Write only the number of lines holding the string "Dureté".

********

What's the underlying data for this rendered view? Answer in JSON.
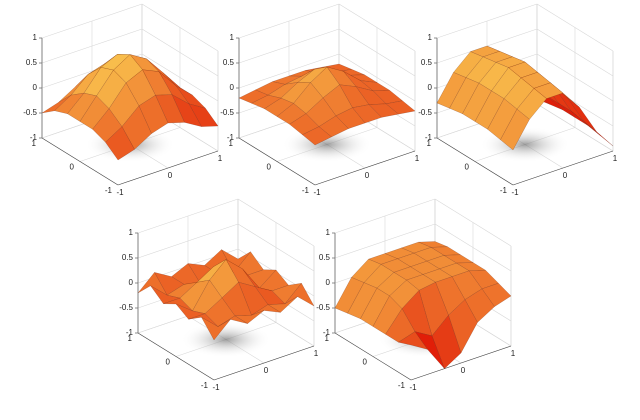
{
  "chart_data": [
    {
      "type": "surface",
      "xlim": [
        -1,
        1
      ],
      "ylim": [
        -1,
        1
      ],
      "zlim": [
        -1,
        1
      ],
      "xticks": [
        -1,
        0,
        1
      ],
      "yticks": [
        -1,
        0,
        1
      ],
      "zticks": [
        -1,
        -0.5,
        0,
        0.5,
        1
      ],
      "x": [
        -1,
        -0.67,
        -0.33,
        0,
        0.33,
        0.67,
        1
      ],
      "y": [
        -1,
        -0.67,
        -0.33,
        0,
        0.33,
        0.67,
        1
      ],
      "z": [
        [
          -0.5,
          -0.4,
          -0.2,
          -0.1,
          -0.2,
          -0.4,
          -0.5
        ],
        [
          -0.3,
          -0.1,
          0.2,
          0.3,
          0.2,
          -0.1,
          -0.3
        ],
        [
          -0.2,
          0.1,
          0.5,
          0.65,
          0.5,
          0.1,
          -0.2
        ],
        [
          -0.2,
          0.2,
          0.6,
          0.8,
          0.6,
          0.2,
          -0.2
        ],
        [
          -0.2,
          0.1,
          0.5,
          0.65,
          0.5,
          0.1,
          -0.2
        ],
        [
          -0.3,
          -0.1,
          0.2,
          0.3,
          0.2,
          -0.1,
          -0.3
        ],
        [
          -0.5,
          -0.4,
          -0.2,
          -0.1,
          -0.2,
          -0.4,
          -0.5
        ]
      ]
    },
    {
      "type": "surface",
      "xlim": [
        -1,
        1
      ],
      "ylim": [
        -1,
        1
      ],
      "zlim": [
        -1,
        1
      ],
      "xticks": [
        -1,
        0,
        1
      ],
      "yticks": [
        -1,
        0,
        1
      ],
      "zticks": [
        -1,
        -0.5,
        0,
        0.5,
        1
      ],
      "x": [
        -1,
        -0.67,
        -0.33,
        0,
        0.33,
        0.67,
        1
      ],
      "y": [
        -1,
        -0.67,
        -0.33,
        0,
        0.33,
        0.67,
        1
      ],
      "z": [
        [
          -0.2,
          -0.15,
          -0.1,
          -0.1,
          -0.1,
          -0.15,
          -0.2
        ],
        [
          -0.15,
          -0.1,
          0,
          0.05,
          0,
          -0.1,
          -0.15
        ],
        [
          -0.1,
          0,
          0.2,
          0.35,
          0.2,
          0,
          -0.1
        ],
        [
          -0.1,
          0.05,
          0.35,
          0.55,
          0.35,
          0.05,
          -0.1
        ],
        [
          -0.1,
          0,
          0.2,
          0.35,
          0.2,
          0,
          -0.1
        ],
        [
          -0.15,
          -0.1,
          0,
          0.05,
          0,
          -0.1,
          -0.15
        ],
        [
          -0.2,
          -0.15,
          -0.1,
          -0.1,
          -0.1,
          -0.15,
          -0.2
        ]
      ]
    },
    {
      "type": "surface",
      "xlim": [
        -1,
        1
      ],
      "ylim": [
        -1,
        1
      ],
      "zlim": [
        -1,
        1
      ],
      "xticks": [
        -1,
        0,
        1
      ],
      "yticks": [
        -1,
        0,
        1
      ],
      "zticks": [
        -1,
        -0.5,
        0,
        0.5,
        1
      ],
      "x": [
        -1,
        -0.67,
        -0.33,
        0,
        0.33,
        0.67,
        1
      ],
      "y": [
        -1,
        -0.67,
        -0.33,
        0,
        0.33,
        0.67,
        1
      ],
      "z": [
        [
          -0.3,
          0.2,
          0.5,
          0.5,
          0.1,
          -0.5,
          -0.9
        ],
        [
          -0.25,
          0.25,
          0.55,
          0.55,
          0.15,
          -0.45,
          -0.85
        ],
        [
          -0.2,
          0.3,
          0.6,
          0.6,
          0.2,
          -0.4,
          -0.8
        ],
        [
          -0.2,
          0.3,
          0.65,
          0.65,
          0.2,
          -0.4,
          -0.8
        ],
        [
          -0.2,
          0.3,
          0.6,
          0.6,
          0.2,
          -0.4,
          -0.8
        ],
        [
          -0.25,
          0.25,
          0.55,
          0.55,
          0.15,
          -0.45,
          -0.85
        ],
        [
          -0.3,
          0.2,
          0.5,
          0.5,
          0.1,
          -0.5,
          -0.9
        ]
      ]
    },
    {
      "type": "surface",
      "xlim": [
        -1,
        1
      ],
      "ylim": [
        -1,
        1
      ],
      "zlim": [
        -1,
        1
      ],
      "xticks": [
        -1,
        0,
        1
      ],
      "yticks": [
        -1,
        0,
        1
      ],
      "zticks": [
        -1,
        -0.5,
        0,
        0.5,
        1
      ],
      "x": [
        -1,
        -0.67,
        -0.33,
        0,
        0.33,
        0.67,
        1
      ],
      "y": [
        -1,
        -0.67,
        -0.33,
        0,
        0.33,
        0.67,
        1
      ],
      "z": [
        [
          -0.2,
          0.1,
          -0.1,
          0.05,
          -0.1,
          0.1,
          -0.2
        ],
        [
          0.1,
          -0.2,
          -0.1,
          -0.2,
          -0.1,
          -0.2,
          0.1
        ],
        [
          -0.1,
          -0.1,
          0.1,
          0.3,
          0.1,
          -0.1,
          -0.1
        ],
        [
          0.05,
          -0.2,
          0.3,
          0.6,
          0.3,
          -0.2,
          0.05
        ],
        [
          -0.1,
          -0.1,
          0.1,
          0.3,
          0.1,
          -0.1,
          -0.1
        ],
        [
          0.1,
          -0.2,
          -0.1,
          -0.2,
          -0.1,
          -0.2,
          0.1
        ],
        [
          -0.2,
          0.1,
          -0.1,
          0.05,
          -0.1,
          0.1,
          -0.2
        ]
      ]
    },
    {
      "type": "surface",
      "xlim": [
        -1,
        1
      ],
      "ylim": [
        -1,
        1
      ],
      "zlim": [
        -1,
        1
      ],
      "xticks": [
        -1,
        0,
        1
      ],
      "yticks": [
        -1,
        0,
        1
      ],
      "zticks": [
        -1,
        -0.5,
        0,
        0.5,
        1
      ],
      "x": [
        -1,
        -0.67,
        -0.33,
        0,
        0.33,
        0.67,
        1
      ],
      "y": [
        -1,
        -0.67,
        -0.33,
        0,
        0.33,
        0.67,
        1
      ],
      "z": [
        [
          -0.3,
          -0.5,
          -1,
          -0.8,
          -0.3,
          -0.1,
          0
        ],
        [
          -0.4,
          -0.3,
          -0.5,
          -0.2,
          0,
          0.1,
          0.1
        ],
        [
          -0.4,
          0,
          0.25,
          0.3,
          0.3,
          0.3,
          0.2
        ],
        [
          -0.4,
          0.1,
          0.3,
          0.3,
          0.3,
          0.3,
          0.2
        ],
        [
          -0.4,
          0.1,
          0.3,
          0.3,
          0.3,
          0.3,
          0.2
        ],
        [
          -0.45,
          0.05,
          0.3,
          0.3,
          0.3,
          0.3,
          0.2
        ],
        [
          -0.5,
          0,
          0.25,
          0.25,
          0.25,
          0.25,
          0.15
        ]
      ]
    }
  ]
}
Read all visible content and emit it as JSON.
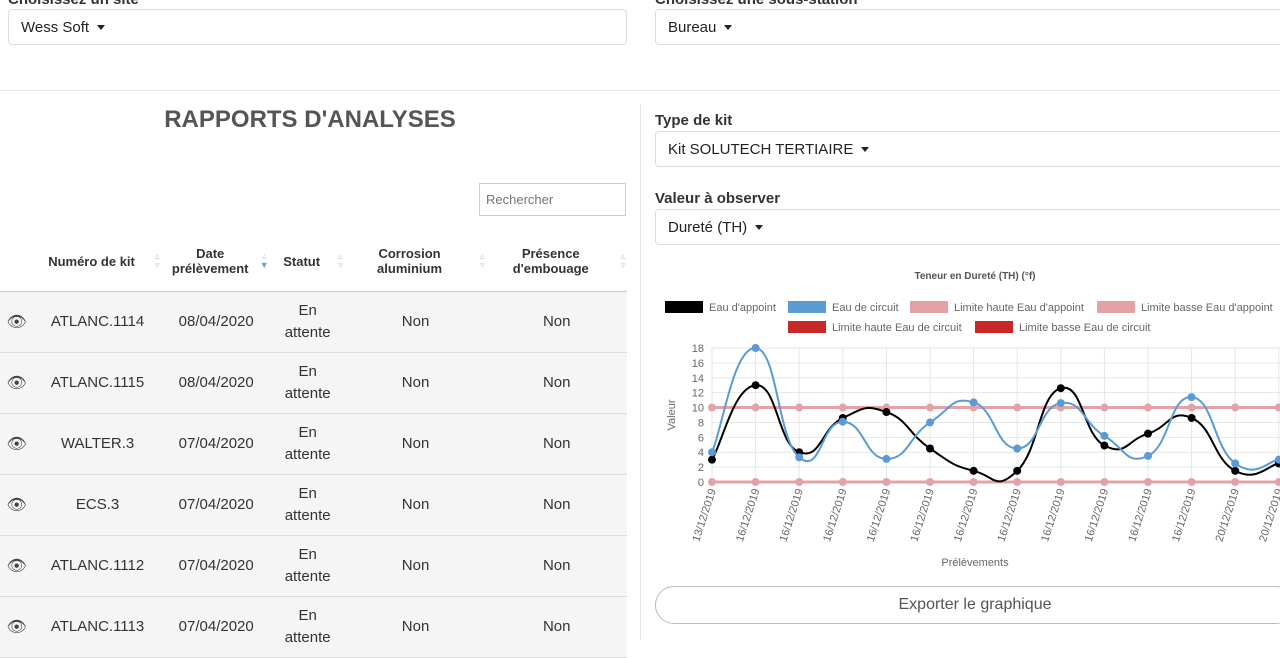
{
  "site": {
    "label": "Choisissez un site",
    "value": "Wess Soft"
  },
  "substation": {
    "label": "Choisissez une sous-station",
    "value": "Bureau"
  },
  "title": "RAPPORTS D'ANALYSES",
  "search": {
    "placeholder": "Rechercher"
  },
  "table": {
    "headers": [
      "",
      "Numéro de kit",
      "Date prélèvement",
      "Statut",
      "Corrosion aluminium",
      "Présence d'embouage"
    ],
    "rows": [
      {
        "kit": "ATLANC.1114",
        "date": "08/04/2020",
        "statut": "En attente",
        "corrosion": "Non",
        "embouage": "Non"
      },
      {
        "kit": "ATLANC.1115",
        "date": "08/04/2020",
        "statut": "En attente",
        "corrosion": "Non",
        "embouage": "Non"
      },
      {
        "kit": "WALTER.3",
        "date": "07/04/2020",
        "statut": "En attente",
        "corrosion": "Non",
        "embouage": "Non"
      },
      {
        "kit": "ECS.3",
        "date": "07/04/2020",
        "statut": "En attente",
        "corrosion": "Non",
        "embouage": "Non"
      },
      {
        "kit": "ATLANC.1112",
        "date": "07/04/2020",
        "statut": "En attente",
        "corrosion": "Non",
        "embouage": "Non"
      },
      {
        "kit": "ATLANC.1113",
        "date": "07/04/2020",
        "statut": "En attente",
        "corrosion": "Non",
        "embouage": "Non"
      }
    ]
  },
  "kit_type": {
    "label": "Type de kit",
    "value": "Kit SOLUTECH TERTIAIRE"
  },
  "observe": {
    "label": "Valeur à observer",
    "value": "Dureté (TH)"
  },
  "export_label": "Exporter le graphique",
  "chart_data": {
    "type": "line",
    "title": "Teneur en Dureté (TH) (°f)",
    "xlabel": "Prélèvements",
    "ylabel": "Valeur",
    "ylim": [
      0,
      18
    ],
    "yticks": [
      0,
      2,
      4,
      6,
      8,
      10,
      12,
      14,
      16,
      18
    ],
    "grid": true,
    "legend": "top",
    "categories": [
      "13/12/2019",
      "16/12/2019",
      "16/12/2019",
      "16/12/2019",
      "16/12/2019",
      "16/12/2019",
      "16/12/2019",
      "16/12/2019",
      "16/12/2019",
      "16/12/2019",
      "16/12/2019",
      "16/12/2019",
      "20/12/2019",
      "20/12/2019"
    ],
    "series": [
      {
        "name": "Eau d'appoint",
        "color": "#000000",
        "values": [
          3,
          13,
          4,
          8.6,
          9.4,
          4.5,
          1.5,
          1.5,
          12.6,
          4.9,
          6.5,
          8.6,
          1.5,
          2.5
        ]
      },
      {
        "name": "Eau de circuit",
        "color": "#5b9bd5",
        "values": [
          4,
          18,
          3.3,
          8.1,
          3.1,
          8,
          10.7,
          4.5,
          10.6,
          6.2,
          3.5,
          11.4,
          2.5,
          3
        ]
      },
      {
        "name": "Limite haute Eau d'appoint",
        "color": "#e3a3a6",
        "values": [
          10,
          10,
          10,
          10,
          10,
          10,
          10,
          10,
          10,
          10,
          10,
          10,
          10,
          10
        ]
      },
      {
        "name": "Limite basse Eau d'appoint",
        "color": "#e3a3a6",
        "values": [
          0,
          0,
          0,
          0,
          0,
          0,
          0,
          0,
          0,
          0,
          0,
          0,
          0,
          0
        ]
      },
      {
        "name": "Limite haute Eau de circuit",
        "color": "#c62828",
        "values": [
          10,
          10,
          10,
          10,
          10,
          10,
          10,
          10,
          10,
          10,
          10,
          10,
          10,
          10
        ]
      },
      {
        "name": "Limite basse Eau de circuit",
        "color": "#c62828",
        "values": [
          0,
          0,
          0,
          0,
          0,
          0,
          0,
          0,
          0,
          0,
          0,
          0,
          0,
          0
        ]
      }
    ]
  }
}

********

= Exercise result =
2